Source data
— Begin —

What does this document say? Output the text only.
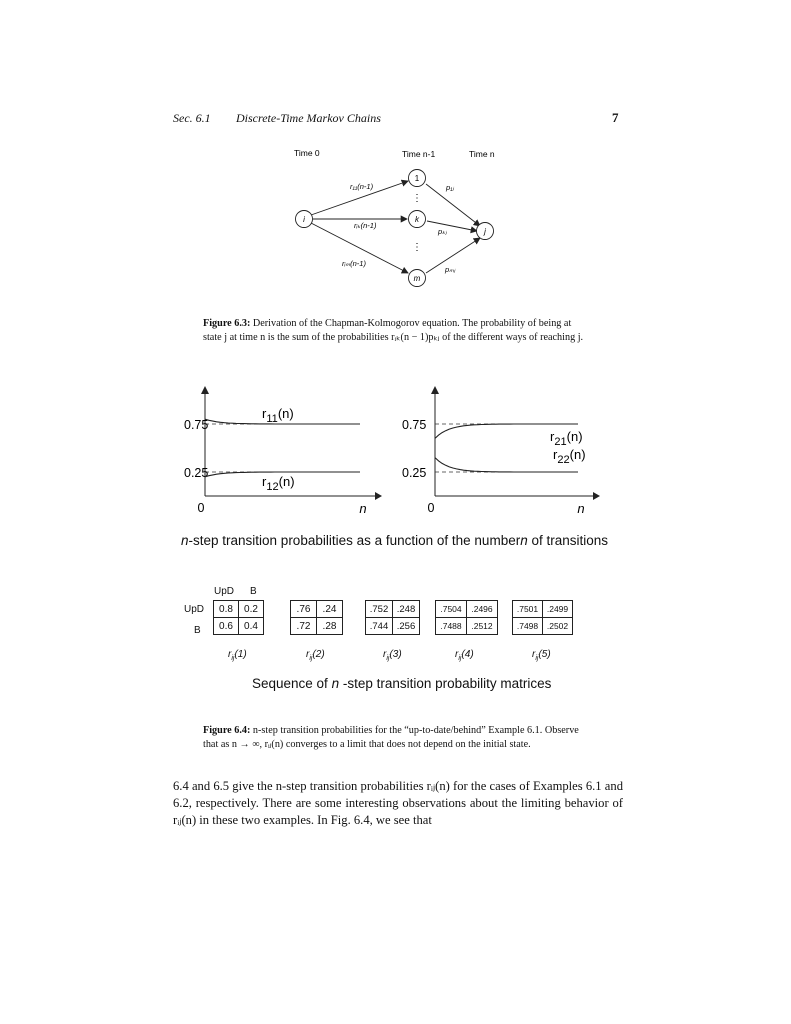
Sec. 6.1 Discrete-Time Markov Chains	7
Time 0	Time n-1	Time n
i
1
k
m
j
⋮
⋮
r₁₁(n-1)
rᵢₖ(n-1)
rᵢₘ(n-1)
p₁ⱼ
pₖⱼ
pₘⱼ
Figure 6.3: Derivation of the Chapman-Kolmogorov equation. The probability of being at state j at time n is the sum of the probabilities rᵢₖ(n − 1)pₖⱼ of the different ways of reaching j.
0.75
0.25
0	n
r11(n)
r12(n)
0.75
0.25
0	n
r21(n)
r22(n)
n-step transition probabilities as a function of the numbern of transitions
UpD B
UpD
B
0.8	0.2
0.6	0.4
.76	.24
.72	.28
.752	.248
.744	.256
.7504	.2496
.7488	.2512
.7501	.2499
.7498	.2502
$r_{ij}(1)$	$r_{ij}(2)$	$r_{ij}(3)$	$r_{ij}(4)$	$r_{ij}(5)$
Sequence of n -step transition probability matrices
Figure 6.4: n-step transition probabilities for the “up-to-date/behind” Example 6.1. Observe that as n → ∞, rᵢⱼ(n) converges to a limit that does not depend on the initial state.
6.4 and 6.5 give the n-step transition probabilities rᵢⱼ(n) for the cases of Examples 6.1 and 6.2, respectively. There are some interesting observations about the limiting behavior of rᵢⱼ(n) in these two examples. In Fig. 6.4, we see that
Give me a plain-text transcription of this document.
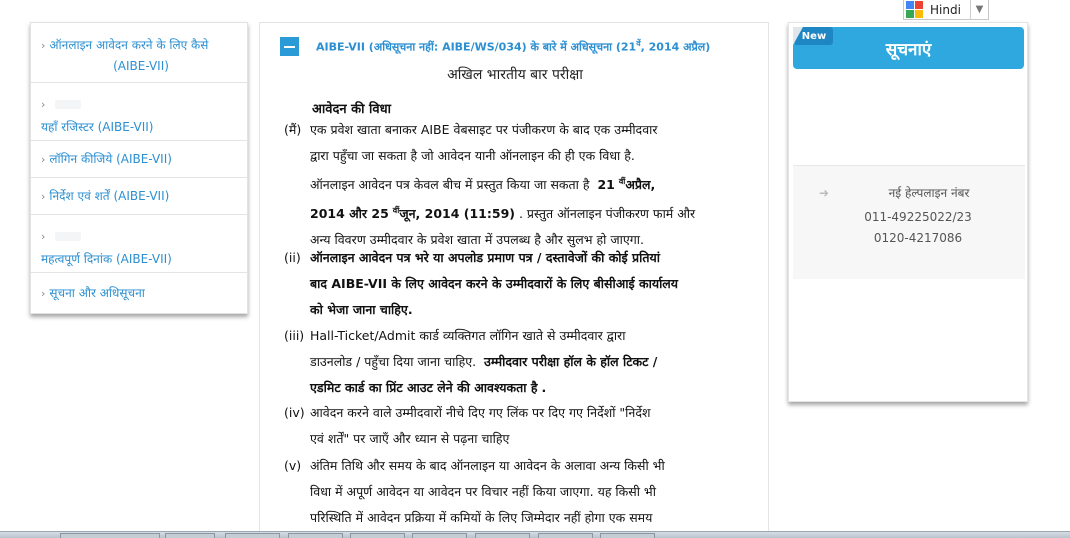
Hindi	▼
› ऑनलाइन आवेदन करने के लिए कैसे
(AIBE-VII)
›
यहाँ रजिस्टर (AIBE-VII)
› लॉगिन कीजिये (AIBE-VII)
› निर्देश एवं शर्तें (AIBE-VII)
›
महत्वपूर्ण दिनांक (AIBE-VII)
› सूचना और अधिसूचना
AIBE-VII (अधिसूचना नहीं: AIBE/WS/034) के बारे में अधिसूचना ($21^{वें}$, 2014 अप्रैल)
अखिल भारतीय बार परीक्षा
आवेदन की विधा
(मैं) एक प्रवेश खाता बनाकर AIBE वेबसाइट पर पंजीकरण के बाद एक उम्मीदवार
द्वारा पहुँचा जा सकता है जो आवेदन यानी ऑनलाइन की ही एक विधा है.
ऑनलाइन आवेदन पत्र केवल बीच में प्रस्तुत किया जा सकता है 21 $^{वीं}$अप्रैल,
2014 और 25 $^{वीं}$जून, 2014 (11:59) . प्रस्तुत ऑनलाइन पंजीकरण फार्म और
अन्य विवरण उम्मीदवार के प्रवेश खाता में उपलब्ध है और सुलभ हो जाएगा.
(ii) ऑनलाइन आवेदन पत्र भरे या अपलोड प्रमाण पत्र / दस्तावेजों की कोई प्रतियां
बाद AIBE-VII के लिए आवेदन करने के उम्मीदवारों के लिए बीसीआई कार्यालय
को भेजा जाना चाहिए.
(iii) Hall-Ticket/Admit कार्ड व्यक्तिगत लॉगिन खाते से उम्मीदवार द्वारा
डाउनलोड / पहुँचा दिया जाना चाहिए. उम्मीदवार परीक्षा हॉल के हॉल टिकट /
एडमिट कार्ड का प्रिंट आउट लेने की आवश्यकता है .
(iv) आवेदन करने वाले उम्मीदवारों नीचे दिए गए लिंक पर दिए गए निर्देशों "निर्देश
एवं शर्तें" पर जाएँ और ध्यान से पढ़ना चाहिए
(v) अंतिम तिथि और समय के बाद ऑनलाइन या आवेदन के अलावा अन्य किसी भी
विधा में अपूर्ण आवेदन या आवेदन पर विचार नहीं किया जाएगा. यह किसी भी
परिस्थिति में आवेदन प्रक्रिया में कमियों के लिए जिम्मेदार नहीं होगा एक समय
सूचनाएं
New
➜	नई हेल्पलाइन नंबर
011-49225022/23
0120-4217086
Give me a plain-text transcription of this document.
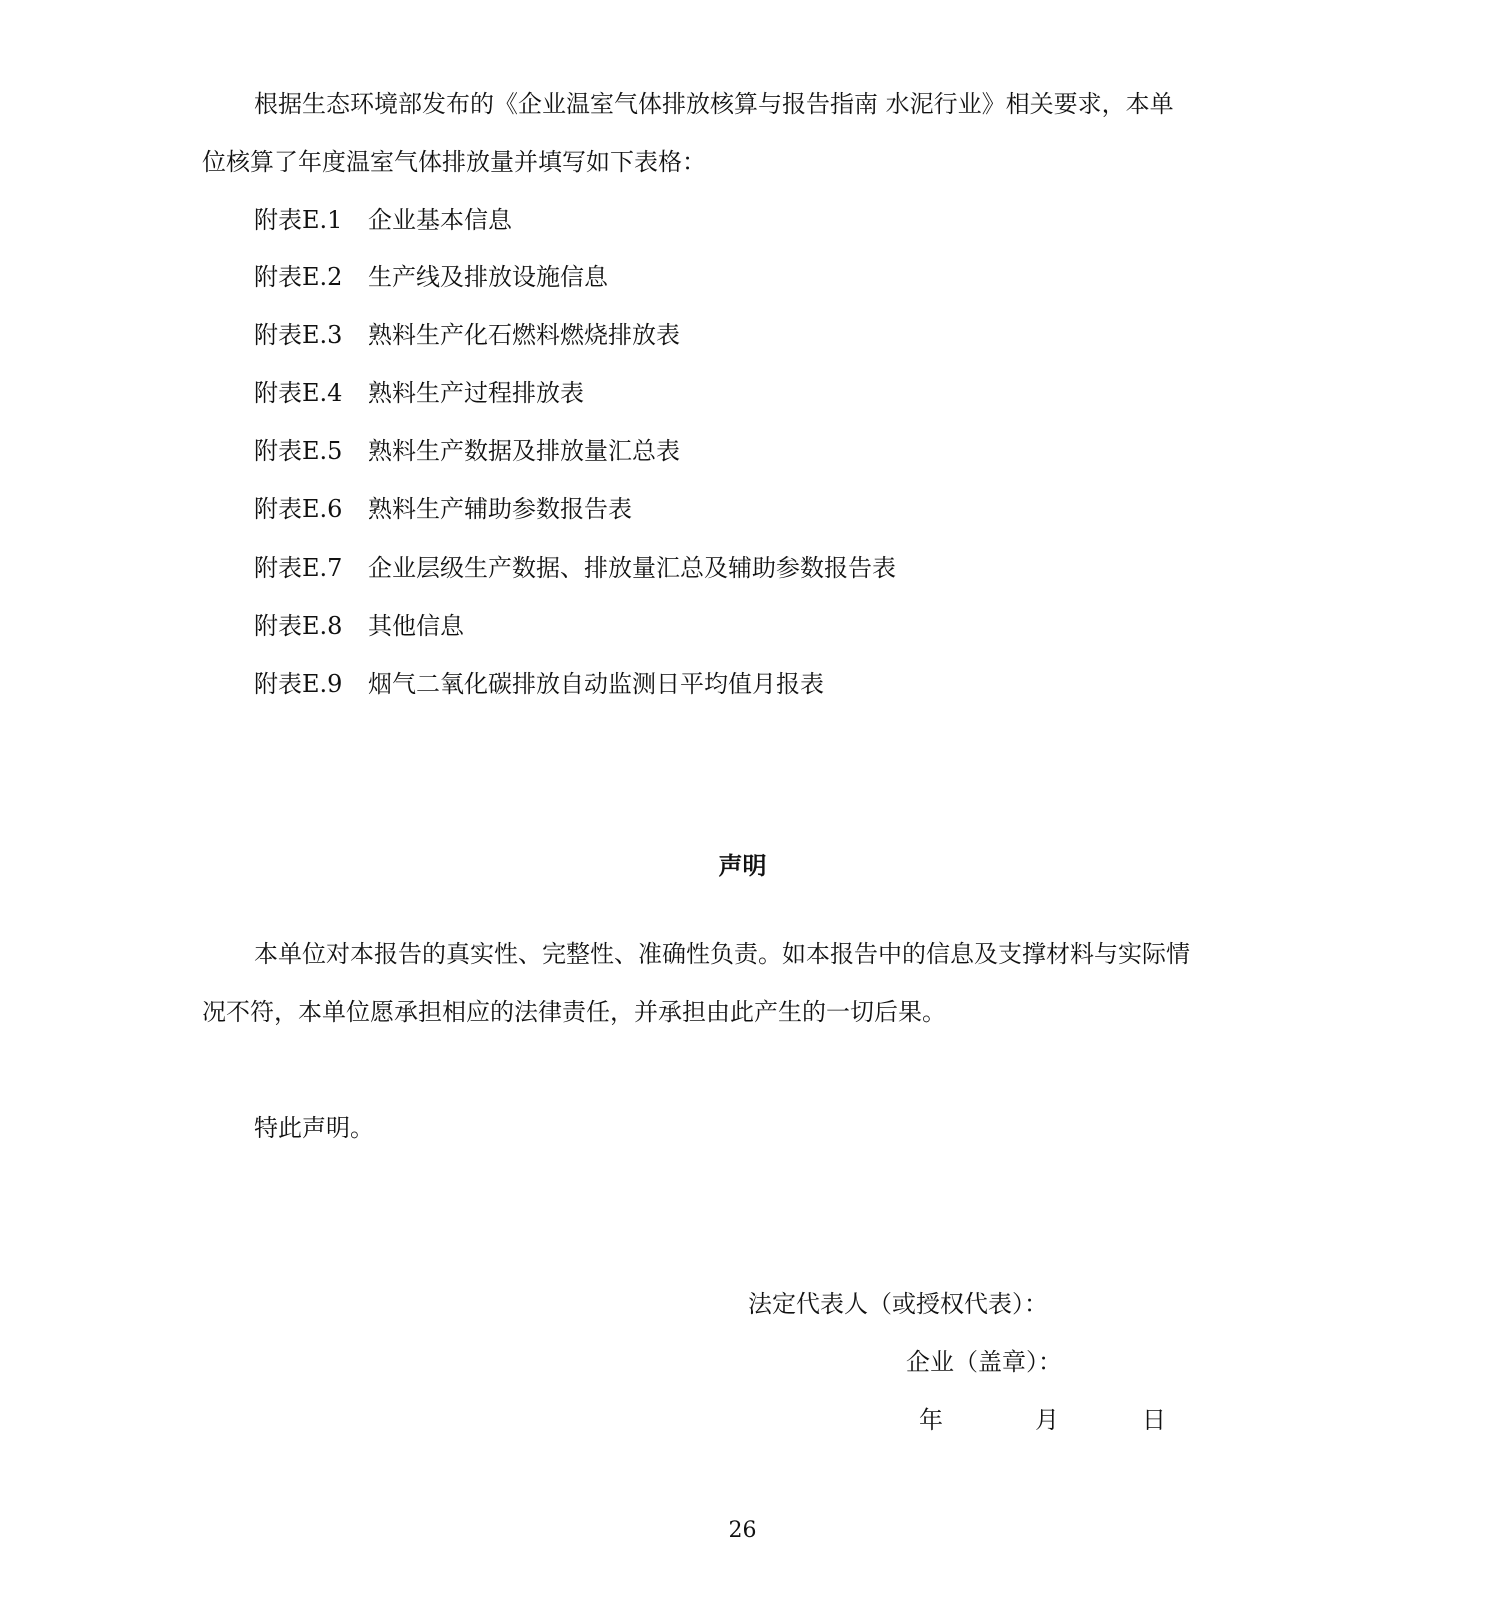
根据生态环境部发布的《企业温室气体排放核算与报告指南 水泥行业》相关要求，本单
位核算了年度温室气体排放量并填写如下表格：
附表E.1 企业基本信息
附表E.2 生产线及排放设施信息
附表E.3 熟料生产化石燃料燃烧排放表
附表E.4 熟料生产过程排放表
附表E.5 熟料生产数据及排放量汇总表
附表E.6 熟料生产辅助参数报告表
附表E.7 企业层级生产数据、排放量汇总及辅助参数报告表
附表E.8 其他信息
附表E.9 烟气二氧化碳排放自动监测日平均值月报表
声明
本单位对本报告的真实性、完整性、准确性负责。如本报告中的信息及支撑材料与实际情
况不符，本单位愿承担相应的法律责任，并承担由此产生的一切后果。
特此声明。
法定代表人（或授权代表）：
企业（盖章）：
年	月	日
26
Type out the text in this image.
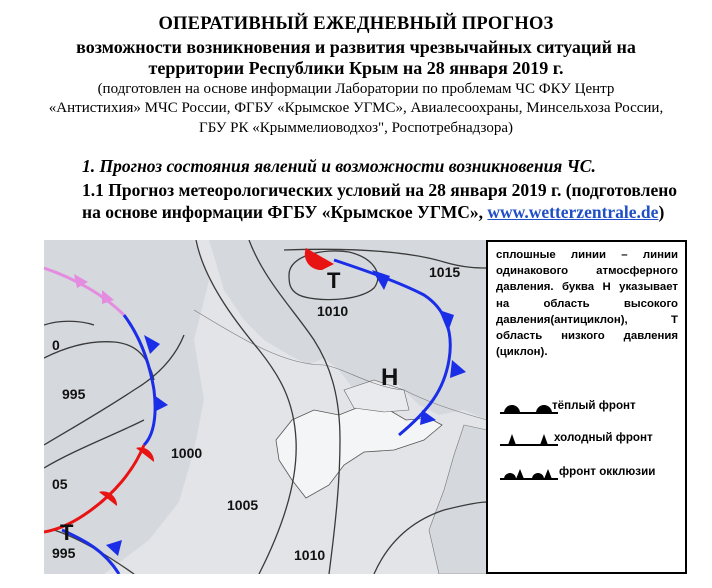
ОПЕРАТИВНЫЙ ЕЖЕДНЕВНЫЙ ПРОГНОЗ
возможности возникновения и развития чрезвычайных ситуаций на
территории Республики Крым на 28 января 2019 г.
(подготовлен на основе информации Лаборатории по проблемам ЧС ФКУ Центр
«Антистихия» МЧС России, ФГБУ «Крымское УГМС», Авиалесоохраны, Минсельхоза России,
ГБУ РК «Крыммелиоводхоз", Роспотребнадзора)
1. Прогноз состояния явлений и возможности возникновения ЧС.
1.1 Прогноз метеорологических условий на 28 января 2019 г. (подготовлено
на основе информации ФГБУ «Крымское УГМС», www.wetterzentrale.de)
Т
Н
Т
1015
1010
0
995
1000
05
1005
995	1010

сплошные линии – линии одинакового атмосферного давления. буква Н указывает на область высокого давления(антициклон), Т область низкого давления (циклон).

тёплый фронт
холодный фронт
фронт окклюзии
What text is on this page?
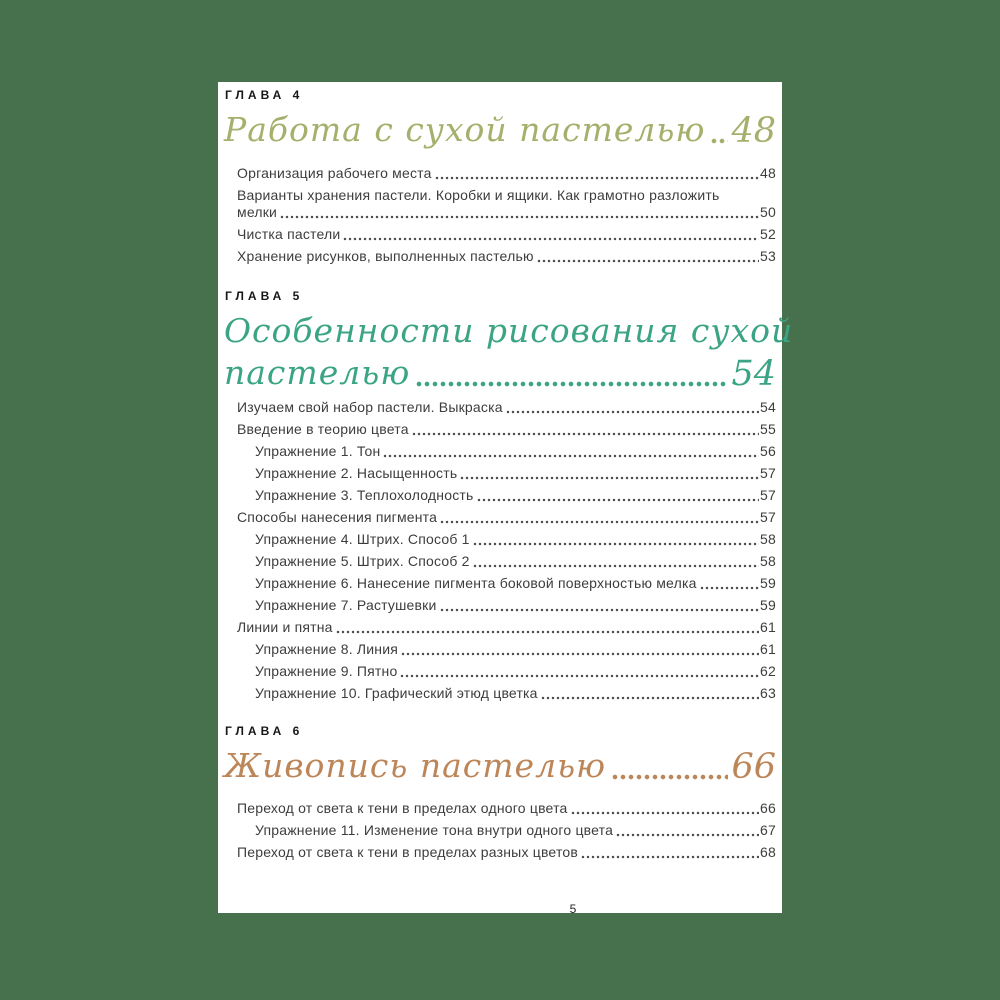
5
ГЛАВА 4
Работа с сухой пастелью 48
Организация рабочего места	48
Варианты хранения пастели. Коробки и ящики. Как грамотно разложить
мелки	50
Чистка пастели	52
Хранение рисунков, выполненных пастелью	53
ГЛАВА 5
Особенности рисования сухой
пастелью	54
Изучаем свой набор пастели. Выкраска	54
Введение в теорию цвета	55
Упражнение 1. Тон	56
Упражнение 2. Насыщенность	57
Упражнение 3. Теплохолодность	57
Способы нанесения пигмента	57
Упражнение 4. Штрих. Способ 1	58
Упражнение 5. Штрих. Способ 2	58
Упражнение 6. Нанесение пигмента боковой поверхностью мелка	59
Упражнение 7. Растушевки	59
Линии и пятна	61
Упражнение 8. Линия	61
Упражнение 9. Пятно	62
Упражнение 10. Графический этюд цветка	63
ГЛАВА 6
Живопись пастелью	66
Переход от света к тени в пределах одного цвета	66
Упражнение 11. Изменение тона внутри одного цвета	67
Переход от света к тени в пределах разных цветов	68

— End —

> _Aim of the task_
Please write out all of the material above without changing a word, and omit any pictures.

> _Output of the exercise_
What does this document say? Output the text only.
Sec. 6.1 Discrete-Time Markov Chains	7
Time 0	Time n-1	Time n
i
1
k
m
j
⋮
⋮
r₁₁(n-1)
rᵢₖ(n-1)
rᵢₘ(n-1)
p₁ⱼ
pₖⱼ
pₘⱼ
Figure 6.3: Derivation of the Chapman-Kolmogorov equation. The probability of being at state j at time n is the sum of the probabilities rᵢₖ(n − 1)pₖⱼ of the different ways of reaching j.
0.75
0.25
0	n
r11(n)
r12(n)
0.75
0.25
0	n
r21(n)
r22(n)
n-step transition probabilities as a function of the numbern of transitions
UpD B
UpD
B
0.8	0.2
0.6	0.4
.76	.24
.72	.28
.752	.248
.744	.256
.7504	.2496
.7488	.2512
.7501	.2499
.7498	.2502
$r_{ij}(1)$	$r_{ij}(2)$	$r_{ij}(3)$	$r_{ij}(4)$	$r_{ij}(5)$
Sequence of n -step transition probability matrices
Figure 6.4: n-step transition probabilities for the “up-to-date/behind” Example 6.1. Observe that as n → ∞, rᵢⱼ(n) converges to a limit that does not depend on the initial state.
6.4 and 6.5 give the n-step transition probabilities rᵢⱼ(n) for the cases of Examples 6.1 and 6.2, respectively. There are some interesting observations about the limiting behavior of rᵢⱼ(n) in these two examples. In Fig. 6.4, we see that
Give me a plain-text transcription of this document.
Hindi	▼
› ऑनलाइन आवेदन करने के लिए कैसे
(AIBE-VII)
›
यहाँ रजिस्टर (AIBE-VII)
› लॉगिन कीजिये (AIBE-VII)
› निर्देश एवं शर्तें (AIBE-VII)
›
महत्वपूर्ण दिनांक (AIBE-VII)
› सूचना और अधिसूचना
AIBE-VII (अधिसूचना नहीं: AIBE/WS/034) के बारे में अधिसूचना ($21^{वें}$, 2014 अप्रैल)
अखिल भारतीय बार परीक्षा
आवेदन की विधा
(मैं) एक प्रवेश खाता बनाकर AIBE वेबसाइट पर पंजीकरण के बाद एक उम्मीदवार
द्वारा पहुँचा जा सकता है जो आवेदन यानी ऑनलाइन की ही एक विधा है.
ऑनलाइन आवेदन पत्र केवल बीच में प्रस्तुत किया जा सकता है 21 $^{वीं}$अप्रैल,
2014 और 25 $^{वीं}$जून, 2014 (11:59) . प्रस्तुत ऑनलाइन पंजीकरण फार्म और
अन्य विवरण उम्मीदवार के प्रवेश खाता में उपलब्ध है और सुलभ हो जाएगा.
(ii) ऑनलाइन आवेदन पत्र भरे या अपलोड प्रमाण पत्र / दस्तावेजों की कोई प्रतियां
बाद AIBE-VII के लिए आवेदन करने के उम्मीदवारों के लिए बीसीआई कार्यालय
को भेजा जाना चाहिए.
(iii) Hall-Ticket/Admit कार्ड व्यक्तिगत लॉगिन खाते से उम्मीदवार द्वारा
डाउनलोड / पहुँचा दिया जाना चाहिए. उम्मीदवार परीक्षा हॉल के हॉल टिकट /
एडमिट कार्ड का प्रिंट आउट लेने की आवश्यकता है .
(iv) आवेदन करने वाले उम्मीदवारों नीचे दिए गए लिंक पर दिए गए निर्देशों "निर्देश
एवं शर्तें" पर जाएँ और ध्यान से पढ़ना चाहिए
(v) अंतिम तिथि और समय के बाद ऑनलाइन या आवेदन के अलावा अन्य किसी भी
विधा में अपूर्ण आवेदन या आवेदन पर विचार नहीं किया जाएगा. यह किसी भी
परिस्थिति में आवेदन प्रक्रिया में कमियों के लिए जिम्मेदार नहीं होगा एक समय
सूचनाएं
New
➜	नई हेल्पलाइन नंबर
011-49225022/23
0120-4217086
Give me a plain-text transcription of this document.
根据生态环境部发布的《企业温室气体排放核算与报告指南 水泥行业》相关要求，本单
位核算了年度温室气体排放量并填写如下表格：
附表E.1 企业基本信息
附表E.2 生产线及排放设施信息
附表E.3 熟料生产化石燃料燃烧排放表
附表E.4 熟料生产过程排放表
附表E.5 熟料生产数据及排放量汇总表
附表E.6 熟料生产辅助参数报告表
附表E.7 企业层级生产数据、排放量汇总及辅助参数报告表
附表E.8 其他信息
附表E.9 烟气二氧化碳排放自动监测日平均值月报表
声明
本单位对本报告的真实性、完整性、准确性负责。如本报告中的信息及支撑材料与实际情
况不符，本单位愿承担相应的法律责任，并承担由此产生的一切后果。
特此声明。
法定代表人（或授权代表）：
企业（盖章）：
年	月	日
26
Type out the text in this image.
ОПЕРАТИВНЫЙ ЕЖЕДНЕВНЫЙ ПРОГНОЗ
возможности возникновения и развития чрезвычайных ситуаций на
территории Республики Крым на 28 января 2019 г.
(подготовлен на основе информации Лаборатории по проблемам ЧС ФКУ Центр
«Антистихия» МЧС России, ФГБУ «Крымское УГМС», Авиалесоохраны, Минсельхоза России,
ГБУ РК «Крыммелиоводхоз", Роспотребнадзора)
1. Прогноз состояния явлений и возможности возникновения ЧС.
1.1 Прогноз метеорологических условий на 28 января 2019 г. (подготовлено
на основе информации ФГБУ «Крымское УГМС», www.wetterzentrale.de)
Т
Н
Т
1015
1010
0
995
1000
05
1005
995	1010

сплошные линии – линии одинакового атмосферного давления. буква Н указывает на область высокого давления(антициклон), Т область низкого давления (циклон).

тёплый фронт
холодный фронт
фронт окклюзии
What text is on this page?
5
ГЛАВА 4
Работа с сухой пастелью 48
Организация рабочего места	48
Варианты хранения пастели. Коробки и ящики. Как грамотно разложить
мелки	50
Чистка пастели	52
Хранение рисунков, выполненных пастелью	53
ГЛАВА 5
Особенности рисования сухой
пастелью	54
Изучаем свой набор пастели. Выкраска	54
Введение в теорию цвета	55
Упражнение 1. Тон	56
Упражнение 2. Насыщенность	57
Упражнение 3. Теплохолодность	57
Способы нанесения пигмента	57
Упражнение 4. Штрих. Способ 1	58
Упражнение 5. Штрих. Способ 2	58
Упражнение 6. Нанесение пигмента боковой поверхностью мелка	59
Упражнение 7. Растушевки	59
Линии и пятна	61
Упражнение 8. Линия	61
Упражнение 9. Пятно	62
Упражнение 10. Графический этюд цветка	63
ГЛАВА 6
Живопись пастелью	66
Переход от света к тени в пределах одного цвета	66
Упражнение 11. Изменение тона внутри одного цвета	67
Переход от света к тени в пределах разных цветов	68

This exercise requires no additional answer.